> [Objective]:
Please write out the material that follows, exactly as it stands.

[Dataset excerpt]
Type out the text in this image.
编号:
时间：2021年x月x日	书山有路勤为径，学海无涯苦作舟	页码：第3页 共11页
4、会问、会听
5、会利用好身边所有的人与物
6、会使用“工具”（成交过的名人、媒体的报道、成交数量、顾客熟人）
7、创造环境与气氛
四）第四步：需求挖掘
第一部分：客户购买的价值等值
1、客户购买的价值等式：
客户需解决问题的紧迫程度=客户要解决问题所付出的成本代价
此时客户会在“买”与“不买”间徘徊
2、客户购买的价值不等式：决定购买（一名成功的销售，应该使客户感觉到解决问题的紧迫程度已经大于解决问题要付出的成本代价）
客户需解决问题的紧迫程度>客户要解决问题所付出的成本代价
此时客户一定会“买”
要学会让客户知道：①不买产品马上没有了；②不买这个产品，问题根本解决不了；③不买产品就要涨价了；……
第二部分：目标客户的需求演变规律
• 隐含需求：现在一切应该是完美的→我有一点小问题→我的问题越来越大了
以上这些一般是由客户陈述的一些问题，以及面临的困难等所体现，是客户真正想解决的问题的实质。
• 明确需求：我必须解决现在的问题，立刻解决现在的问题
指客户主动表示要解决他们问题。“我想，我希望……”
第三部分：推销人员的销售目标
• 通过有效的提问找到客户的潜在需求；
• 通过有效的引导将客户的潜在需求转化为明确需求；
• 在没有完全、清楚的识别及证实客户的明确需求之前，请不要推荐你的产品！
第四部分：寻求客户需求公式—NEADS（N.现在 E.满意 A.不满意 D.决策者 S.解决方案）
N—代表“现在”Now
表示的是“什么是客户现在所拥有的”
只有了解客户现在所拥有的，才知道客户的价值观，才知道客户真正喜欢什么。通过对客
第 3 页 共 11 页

> [Exercise solution]:
Type out the text in this image.
编号:
时间：2021年x月x日	书山有路勤为径，学海无涯苦作舟	页码：第3页 共11页
4、会问、会听
5、会利用好身边所有的人与物
6、会使用“工具”（成交过的名人、媒体的报道、成交数量、顾客熟人）
7、创造环境与气氛
四）第四步：需求挖掘
第一部分：客户购买的价值等值
1、客户购买的价值等式：
客户需解决问题的紧迫程度=客户要解决问题所付出的成本代价
此时客户会在“买”与“不买”间徘徊
2、客户购买的价值不等式：决定购买（一名成功的销售，应该使客户感觉到解决问题的紧迫程度已经大于解决问题要付出的成本代价）
客户需解决问题的紧迫程度>客户要解决问题所付出的成本代价
此时客户一定会“买”
要学会让客户知道：①不买产品马上没有了；②不买这个产品，问题根本解决不了；③不买产品就要涨价了；……
第二部分：目标客户的需求演变规律
• 隐含需求：现在一切应该是完美的→我有一点小问题→我的问题越来越大了
以上这些一般是由客户陈述的一些问题，以及面临的困难等所体现，是客户真正想解决的问题的实质。
• 明确需求：我必须解决现在的问题，立刻解决现在的问题
指客户主动表示要解决他们问题。“我想，我希望……”
第三部分：推销人员的销售目标
• 通过有效的提问找到客户的潜在需求；
• 通过有效的引导将客户的潜在需求转化为明确需求；
• 在没有完全、清楚的识别及证实客户的明确需求之前，请不要推荐你的产品！
第四部分：寻求客户需求公式—NEADS（N.现在 E.满意 A.不满意 D.决策者 S.解决方案）
N—代表“现在”Now
表示的是“什么是客户现在所拥有的”
只有了解客户现在所拥有的，才知道客户的价值观，才知道客户真正喜欢什么。通过对客
第 3 页 共 11 页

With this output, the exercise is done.